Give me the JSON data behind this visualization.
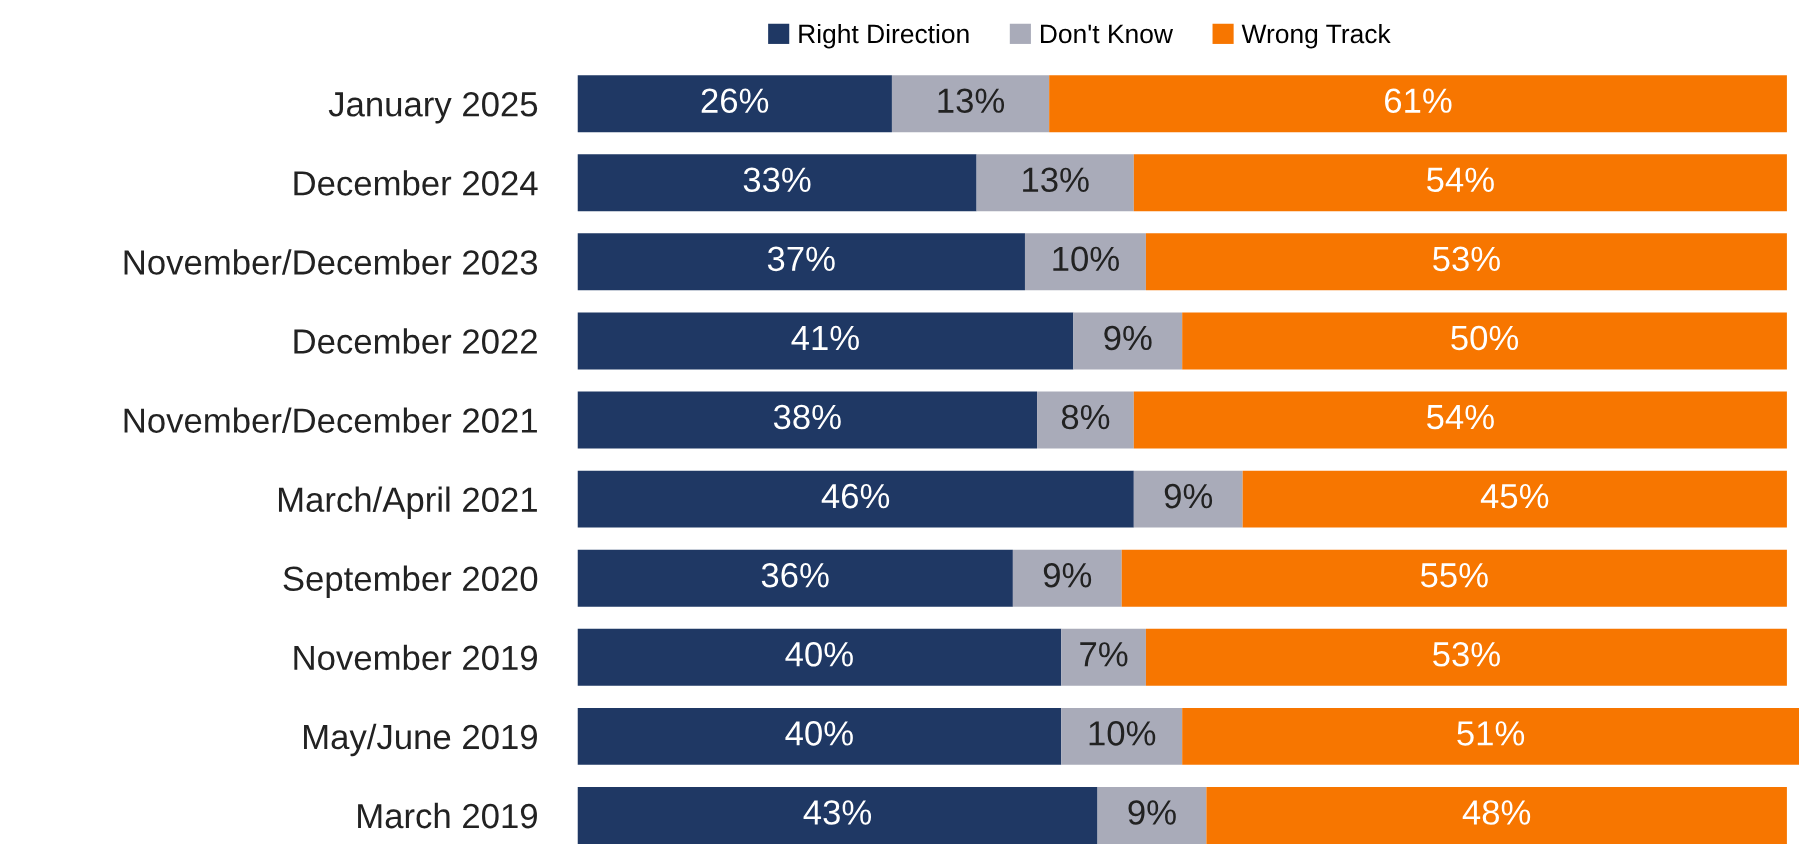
{
  "chart_data": {
    "type": "bar",
    "orientation": "horizontal",
    "stacked": true,
    "legend": "top",
    "grid": false,
    "categories": [
      "January 2025",
      "December 2024",
      "November/December 2023",
      "December 2022",
      "November/December 2021",
      "March/April 2021",
      "September 2020",
      "November 2019",
      "May/June 2019",
      "March 2019"
    ],
    "series": [
      {
        "name": "Right Direction",
        "color": "#1f3864",
        "values": [
          26,
          33,
          37,
          41,
          38,
          46,
          36,
          40,
          40,
          43
        ],
        "value_labels": [
          "26%",
          "33%",
          "37%",
          "41%",
          "38%",
          "46%",
          "36%",
          "40%",
          "40%",
          "43%"
        ]
      },
      {
        "name": "Don't Know",
        "color": "#a9abb9",
        "values": [
          13,
          13,
          10,
          9,
          8,
          9,
          9,
          7,
          10,
          9
        ],
        "value_labels": [
          "13%",
          "13%",
          "10%",
          "9%",
          "8%",
          "9%",
          "9%",
          "7%",
          "10%",
          "9%"
        ]
      },
      {
        "name": "Wrong Track",
        "color": "#f77600",
        "values": [
          61,
          54,
          53,
          50,
          54,
          45,
          55,
          53,
          51,
          48
        ],
        "value_labels": [
          "61%",
          "54%",
          "53%",
          "50%",
          "54%",
          "45%",
          "55%",
          "53%",
          "51%",
          "48%"
        ]
      }
    ]
  }
}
------------------------------------------------------------------------
> Task requirements:
With the pictures omitted, reproduce the records in full and exactly.

> Solution for this task:
Give me the JSON data behind this visualization.
{
  "chart_data": {
    "type": "bar",
    "orientation": "horizontal",
    "stacked": true,
    "legend": "top",
    "grid": false,
    "categories": [
      "January 2025",
      "December 2024",
      "November/December 2023",
      "December 2022",
      "November/December 2021",
      "March/April 2021",
      "September 2020",
      "November 2019",
      "May/June 2019",
      "March 2019"
    ],
    "series": [
      {
        "name": "Right Direction",
        "color": "#1f3864",
        "values": [
          26,
          33,
          37,
          41,
          38,
          46,
          36,
          40,
          40,
          43
        ],
        "value_labels": [
          "26%",
          "33%",
          "37%",
          "41%",
          "38%",
          "46%",
          "36%",
          "40%",
          "40%",
          "43%"
        ]
      },
      {
        "name": "Don't Know",
        "color": "#a9abb9",
        "values": [
          13,
          13,
          10,
          9,
          8,
          9,
          9,
          7,
          10,
          9
        ],
        "value_labels": [
          "13%",
          "13%",
          "10%",
          "9%",
          "8%",
          "9%",
          "9%",
          "7%",
          "10%",
          "9%"
        ]
      },
      {
        "name": "Wrong Track",
        "color": "#f77600",
        "values": [
          61,
          54,
          53,
          50,
          54,
          45,
          55,
          53,
          51,
          48
        ],
        "value_labels": [
          "61%",
          "54%",
          "53%",
          "50%",
          "54%",
          "45%",
          "55%",
          "53%",
          "51%",
          "48%"
        ]
      }
    ]
  }
}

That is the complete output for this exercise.